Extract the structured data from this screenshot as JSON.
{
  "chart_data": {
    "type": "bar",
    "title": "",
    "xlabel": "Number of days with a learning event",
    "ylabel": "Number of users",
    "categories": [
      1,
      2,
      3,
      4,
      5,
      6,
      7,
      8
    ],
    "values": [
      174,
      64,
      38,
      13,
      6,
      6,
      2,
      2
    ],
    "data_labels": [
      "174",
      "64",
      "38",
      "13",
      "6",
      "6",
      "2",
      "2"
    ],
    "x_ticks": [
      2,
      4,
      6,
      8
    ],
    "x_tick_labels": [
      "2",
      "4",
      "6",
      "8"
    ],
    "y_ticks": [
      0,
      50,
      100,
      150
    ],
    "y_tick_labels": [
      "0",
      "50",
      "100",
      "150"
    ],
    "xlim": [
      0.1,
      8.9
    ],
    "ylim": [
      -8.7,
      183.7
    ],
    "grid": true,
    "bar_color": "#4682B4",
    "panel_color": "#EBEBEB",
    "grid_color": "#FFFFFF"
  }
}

• SHORT TASK: Copy out every line from the records that has the word "Number".

• REPLY:
    "xlabel": "Number of days with a learning event",
    "ylabel": "Number of users",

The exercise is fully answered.